:: PROBLEM STATEMENT ::
Omit every picture and write out the rest of the records exactly.

======

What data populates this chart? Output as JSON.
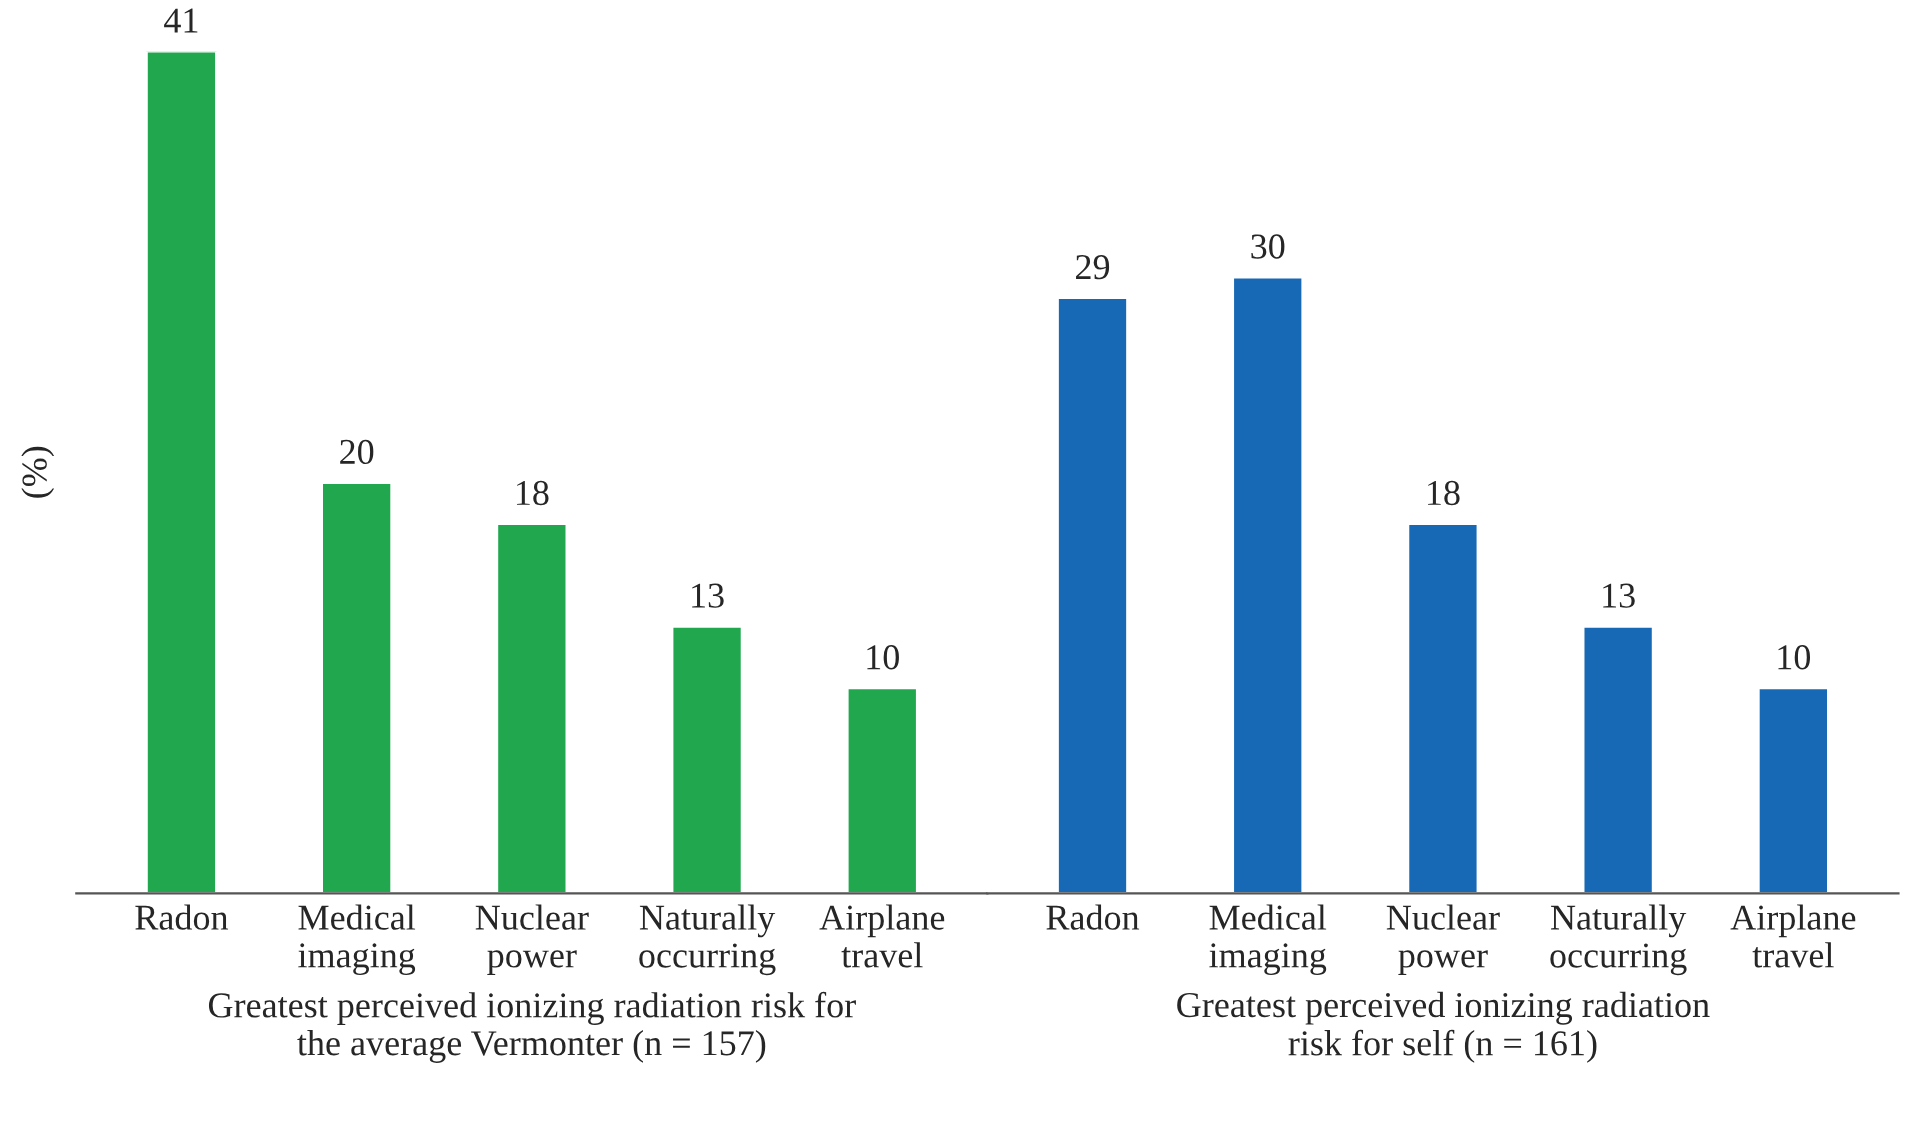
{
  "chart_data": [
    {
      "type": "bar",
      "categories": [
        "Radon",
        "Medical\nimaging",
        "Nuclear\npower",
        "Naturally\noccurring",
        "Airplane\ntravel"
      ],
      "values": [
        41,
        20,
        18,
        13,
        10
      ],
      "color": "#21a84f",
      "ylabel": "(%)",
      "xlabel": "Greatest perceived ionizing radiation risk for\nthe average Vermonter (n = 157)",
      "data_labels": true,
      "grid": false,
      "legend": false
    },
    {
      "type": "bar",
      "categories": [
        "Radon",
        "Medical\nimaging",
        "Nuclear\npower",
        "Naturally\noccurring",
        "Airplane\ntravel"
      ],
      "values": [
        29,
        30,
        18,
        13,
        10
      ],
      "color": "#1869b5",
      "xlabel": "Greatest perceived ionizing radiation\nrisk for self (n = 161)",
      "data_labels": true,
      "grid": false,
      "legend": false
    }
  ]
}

======

:: ANSWER ::
What data populates this chart? Output as JSON.
{
  "chart_data": [
    {
      "type": "bar",
      "categories": [
        "Radon",
        "Medical\nimaging",
        "Nuclear\npower",
        "Naturally\noccurring",
        "Airplane\ntravel"
      ],
      "values": [
        41,
        20,
        18,
        13,
        10
      ],
      "color": "#21a84f",
      "ylabel": "(%)",
      "xlabel": "Greatest perceived ionizing radiation risk for\nthe average Vermonter (n = 157)",
      "data_labels": true,
      "grid": false,
      "legend": false
    },
    {
      "type": "bar",
      "categories": [
        "Radon",
        "Medical\nimaging",
        "Nuclear\npower",
        "Naturally\noccurring",
        "Airplane\ntravel"
      ],
      "values": [
        29,
        30,
        18,
        13,
        10
      ],
      "color": "#1869b5",
      "xlabel": "Greatest perceived ionizing radiation\nrisk for self (n = 161)",
      "data_labels": true,
      "grid": false,
      "legend": false
    }
  ]
}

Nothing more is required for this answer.